▶ _WHAT THE TASK ASKS_:
Gather all lines in the records below that include the word "piece".

▶ _RECORDS TO PROCESS_:

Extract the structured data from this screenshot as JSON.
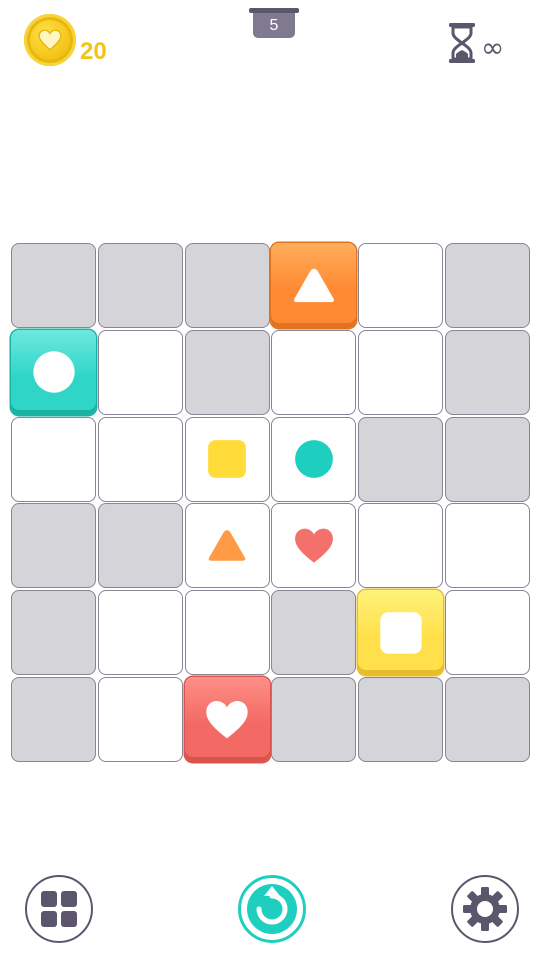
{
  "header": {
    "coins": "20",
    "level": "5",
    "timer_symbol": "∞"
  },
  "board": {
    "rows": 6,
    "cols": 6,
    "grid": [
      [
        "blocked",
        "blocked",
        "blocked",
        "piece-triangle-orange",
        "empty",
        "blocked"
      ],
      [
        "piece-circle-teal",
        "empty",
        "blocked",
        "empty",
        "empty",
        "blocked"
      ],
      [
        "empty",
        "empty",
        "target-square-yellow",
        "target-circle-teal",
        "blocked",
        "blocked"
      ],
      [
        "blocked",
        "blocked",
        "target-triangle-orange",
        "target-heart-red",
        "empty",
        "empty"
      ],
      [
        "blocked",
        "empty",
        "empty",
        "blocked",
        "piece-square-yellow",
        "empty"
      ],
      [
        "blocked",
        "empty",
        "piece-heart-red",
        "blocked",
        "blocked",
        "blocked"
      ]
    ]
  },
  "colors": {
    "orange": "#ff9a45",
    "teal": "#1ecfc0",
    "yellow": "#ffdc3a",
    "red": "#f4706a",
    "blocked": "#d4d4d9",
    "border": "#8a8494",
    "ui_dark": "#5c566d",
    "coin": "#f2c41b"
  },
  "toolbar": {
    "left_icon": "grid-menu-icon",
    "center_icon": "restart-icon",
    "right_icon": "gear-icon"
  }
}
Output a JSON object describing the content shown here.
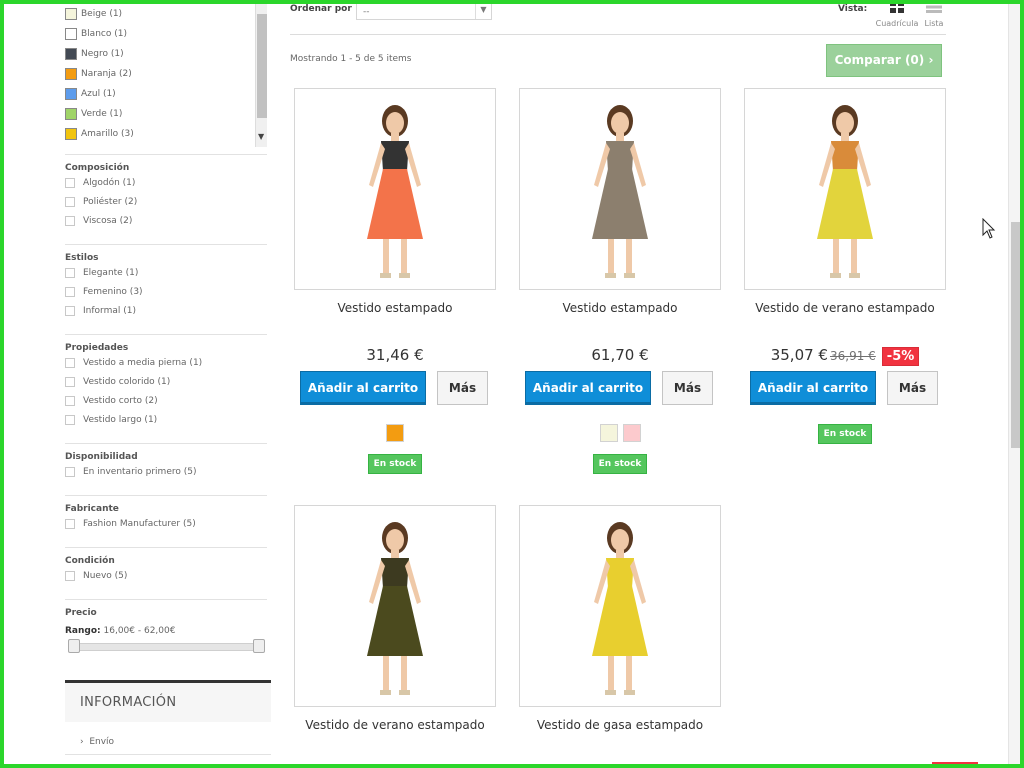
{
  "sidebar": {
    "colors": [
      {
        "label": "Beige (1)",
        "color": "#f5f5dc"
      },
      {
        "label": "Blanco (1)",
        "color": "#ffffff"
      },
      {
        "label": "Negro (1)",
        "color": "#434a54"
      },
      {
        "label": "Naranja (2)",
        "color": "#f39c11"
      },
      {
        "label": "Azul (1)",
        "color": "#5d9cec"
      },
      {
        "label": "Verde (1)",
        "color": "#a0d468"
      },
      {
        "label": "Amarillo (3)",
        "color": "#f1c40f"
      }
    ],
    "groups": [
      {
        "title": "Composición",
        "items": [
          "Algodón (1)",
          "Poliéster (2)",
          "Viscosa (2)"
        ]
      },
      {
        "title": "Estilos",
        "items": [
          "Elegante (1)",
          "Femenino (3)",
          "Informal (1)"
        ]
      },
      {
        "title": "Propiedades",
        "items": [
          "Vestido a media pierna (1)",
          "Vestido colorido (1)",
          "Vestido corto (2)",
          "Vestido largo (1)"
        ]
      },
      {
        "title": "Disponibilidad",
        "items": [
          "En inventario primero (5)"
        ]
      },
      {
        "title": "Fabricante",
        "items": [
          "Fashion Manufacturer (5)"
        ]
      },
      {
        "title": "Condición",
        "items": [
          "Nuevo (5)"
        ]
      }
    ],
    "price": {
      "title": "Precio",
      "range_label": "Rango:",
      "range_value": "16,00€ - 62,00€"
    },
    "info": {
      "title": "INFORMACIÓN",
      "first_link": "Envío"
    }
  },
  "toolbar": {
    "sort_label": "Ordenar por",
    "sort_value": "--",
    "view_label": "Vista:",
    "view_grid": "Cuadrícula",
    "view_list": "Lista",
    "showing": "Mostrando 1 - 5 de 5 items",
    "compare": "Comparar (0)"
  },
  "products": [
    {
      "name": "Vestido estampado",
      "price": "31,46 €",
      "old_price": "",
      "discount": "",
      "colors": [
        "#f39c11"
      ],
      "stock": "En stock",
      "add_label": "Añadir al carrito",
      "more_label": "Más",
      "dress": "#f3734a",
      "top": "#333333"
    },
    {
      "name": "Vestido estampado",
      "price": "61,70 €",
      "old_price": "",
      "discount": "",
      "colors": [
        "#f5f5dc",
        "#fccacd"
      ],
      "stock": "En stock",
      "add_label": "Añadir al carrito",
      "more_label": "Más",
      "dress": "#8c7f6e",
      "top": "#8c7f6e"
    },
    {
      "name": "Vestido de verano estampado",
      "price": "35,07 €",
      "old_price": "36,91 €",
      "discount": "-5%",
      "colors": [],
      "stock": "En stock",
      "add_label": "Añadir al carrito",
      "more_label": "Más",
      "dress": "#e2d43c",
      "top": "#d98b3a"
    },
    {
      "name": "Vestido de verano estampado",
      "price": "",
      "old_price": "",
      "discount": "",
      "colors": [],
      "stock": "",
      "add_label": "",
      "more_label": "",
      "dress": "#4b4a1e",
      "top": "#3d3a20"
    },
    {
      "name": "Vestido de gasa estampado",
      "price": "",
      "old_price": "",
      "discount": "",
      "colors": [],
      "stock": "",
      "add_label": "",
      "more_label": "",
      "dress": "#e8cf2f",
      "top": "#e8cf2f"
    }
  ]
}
==
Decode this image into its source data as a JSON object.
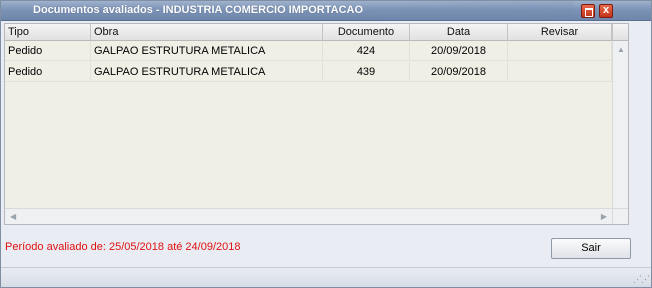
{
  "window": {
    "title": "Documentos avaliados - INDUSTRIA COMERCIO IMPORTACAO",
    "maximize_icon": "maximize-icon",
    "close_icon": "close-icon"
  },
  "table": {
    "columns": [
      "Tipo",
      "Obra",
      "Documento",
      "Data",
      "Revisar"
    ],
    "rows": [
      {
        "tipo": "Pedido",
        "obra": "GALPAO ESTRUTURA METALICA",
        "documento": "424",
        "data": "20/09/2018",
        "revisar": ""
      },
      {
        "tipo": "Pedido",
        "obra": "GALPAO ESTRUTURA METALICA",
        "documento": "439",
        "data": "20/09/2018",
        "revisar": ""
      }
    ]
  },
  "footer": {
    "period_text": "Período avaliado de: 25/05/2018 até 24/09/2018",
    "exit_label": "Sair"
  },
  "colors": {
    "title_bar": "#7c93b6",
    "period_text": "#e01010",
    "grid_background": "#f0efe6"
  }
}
==
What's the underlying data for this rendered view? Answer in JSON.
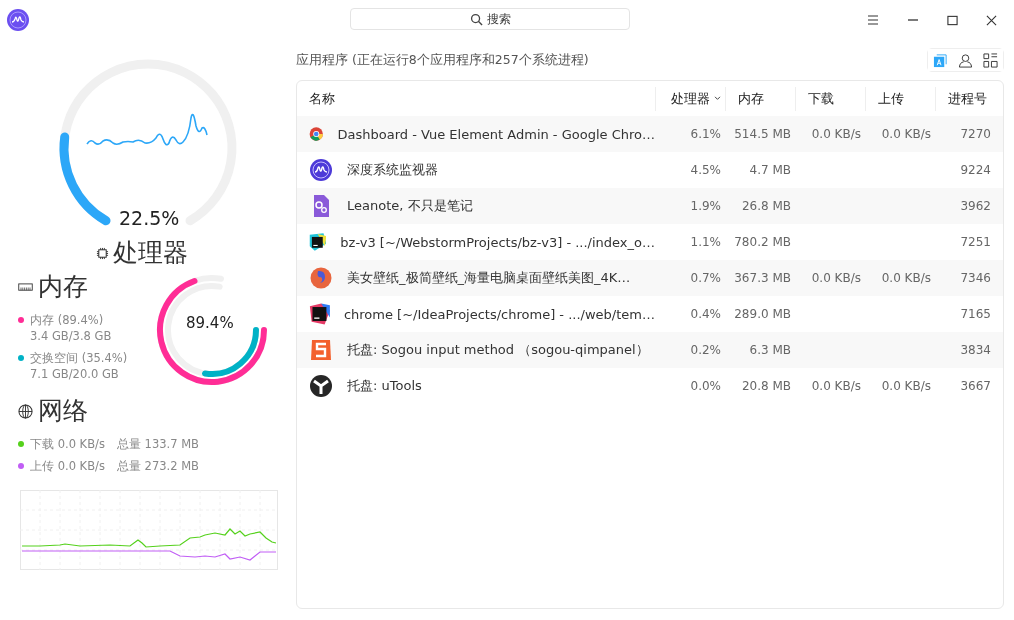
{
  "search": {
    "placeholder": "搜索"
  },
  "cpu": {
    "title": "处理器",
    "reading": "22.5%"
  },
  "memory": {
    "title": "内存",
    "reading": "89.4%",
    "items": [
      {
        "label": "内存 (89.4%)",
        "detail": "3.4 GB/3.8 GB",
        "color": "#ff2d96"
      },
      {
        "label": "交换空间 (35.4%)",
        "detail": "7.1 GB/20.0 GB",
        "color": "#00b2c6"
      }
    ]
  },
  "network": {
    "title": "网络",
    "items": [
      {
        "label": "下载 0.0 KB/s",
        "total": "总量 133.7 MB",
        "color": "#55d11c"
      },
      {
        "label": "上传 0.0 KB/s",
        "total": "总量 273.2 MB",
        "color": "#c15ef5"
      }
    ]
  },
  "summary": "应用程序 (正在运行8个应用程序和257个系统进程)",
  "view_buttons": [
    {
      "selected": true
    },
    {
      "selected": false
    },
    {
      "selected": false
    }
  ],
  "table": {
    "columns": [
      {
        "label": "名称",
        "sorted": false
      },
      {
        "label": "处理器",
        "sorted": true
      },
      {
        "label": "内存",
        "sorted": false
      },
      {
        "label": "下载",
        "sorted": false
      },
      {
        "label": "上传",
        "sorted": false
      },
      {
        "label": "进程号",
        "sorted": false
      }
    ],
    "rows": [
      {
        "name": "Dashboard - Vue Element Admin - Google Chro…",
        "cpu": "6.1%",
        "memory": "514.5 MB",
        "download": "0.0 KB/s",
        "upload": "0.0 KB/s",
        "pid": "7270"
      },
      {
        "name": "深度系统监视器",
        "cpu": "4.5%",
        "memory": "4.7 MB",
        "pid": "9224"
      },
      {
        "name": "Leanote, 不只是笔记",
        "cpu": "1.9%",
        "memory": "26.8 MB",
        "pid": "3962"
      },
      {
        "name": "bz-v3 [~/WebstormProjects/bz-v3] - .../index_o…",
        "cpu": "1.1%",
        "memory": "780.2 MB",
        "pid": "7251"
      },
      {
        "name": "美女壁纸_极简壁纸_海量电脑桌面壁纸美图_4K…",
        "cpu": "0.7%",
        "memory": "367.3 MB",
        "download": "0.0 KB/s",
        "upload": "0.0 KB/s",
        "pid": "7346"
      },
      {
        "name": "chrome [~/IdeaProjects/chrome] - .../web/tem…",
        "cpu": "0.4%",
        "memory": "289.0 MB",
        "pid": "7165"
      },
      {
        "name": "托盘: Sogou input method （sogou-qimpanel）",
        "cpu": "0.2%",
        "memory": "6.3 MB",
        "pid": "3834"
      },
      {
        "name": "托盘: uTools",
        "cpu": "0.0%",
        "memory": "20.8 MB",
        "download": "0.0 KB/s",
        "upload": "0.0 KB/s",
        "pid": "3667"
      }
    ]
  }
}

▶ _WRITTEN REPLY_:
        "piece-triangle-orange",
        "piece-circle-teal",
        "piece-square-yellow",
        "piece-heart-red",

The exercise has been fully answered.